▸ **WHAT THE TASK REQUIRES**: Exactly as written, quote every line that follows, skipping the images.

---*---

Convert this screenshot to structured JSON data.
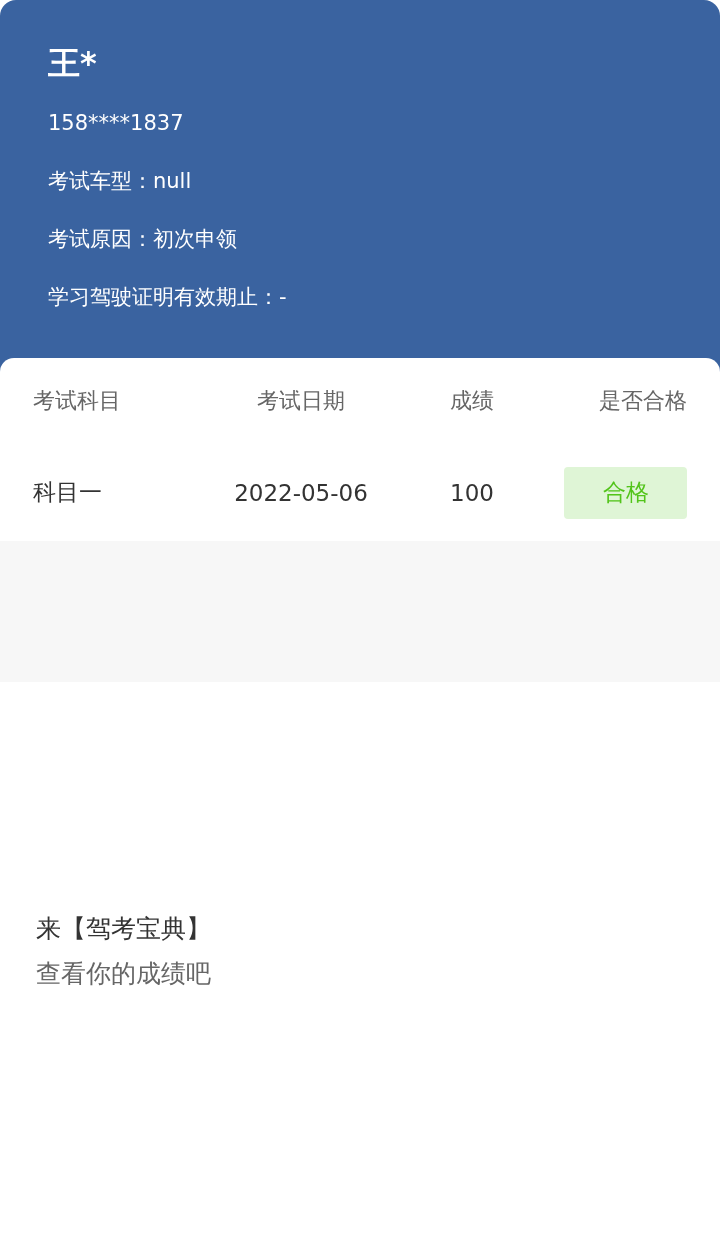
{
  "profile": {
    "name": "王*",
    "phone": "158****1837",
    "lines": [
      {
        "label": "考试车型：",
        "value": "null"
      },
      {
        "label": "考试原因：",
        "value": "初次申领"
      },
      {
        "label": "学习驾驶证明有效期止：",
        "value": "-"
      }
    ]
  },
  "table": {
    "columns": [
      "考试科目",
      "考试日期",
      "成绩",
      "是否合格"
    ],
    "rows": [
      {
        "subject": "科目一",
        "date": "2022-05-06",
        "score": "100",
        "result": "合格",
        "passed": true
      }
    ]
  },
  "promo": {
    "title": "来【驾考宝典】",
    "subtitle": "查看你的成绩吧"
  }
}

---*---

▸ **SOLVED PROBLEM**:
Convert this screenshot to structured JSON data.
{
  "profile": {
    "name": "王*",
    "phone": "158****1837",
    "lines": [
      {
        "label": "考试车型：",
        "value": "null"
      },
      {
        "label": "考试原因：",
        "value": "初次申领"
      },
      {
        "label": "学习驾驶证明有效期止：",
        "value": "-"
      }
    ]
  },
  "table": {
    "columns": [
      "考试科目",
      "考试日期",
      "成绩",
      "是否合格"
    ],
    "rows": [
      {
        "subject": "科目一",
        "date": "2022-05-06",
        "score": "100",
        "result": "合格",
        "passed": true
      }
    ]
  },
  "promo": {
    "title": "来【驾考宝典】",
    "subtitle": "查看你的成绩吧"
  }
}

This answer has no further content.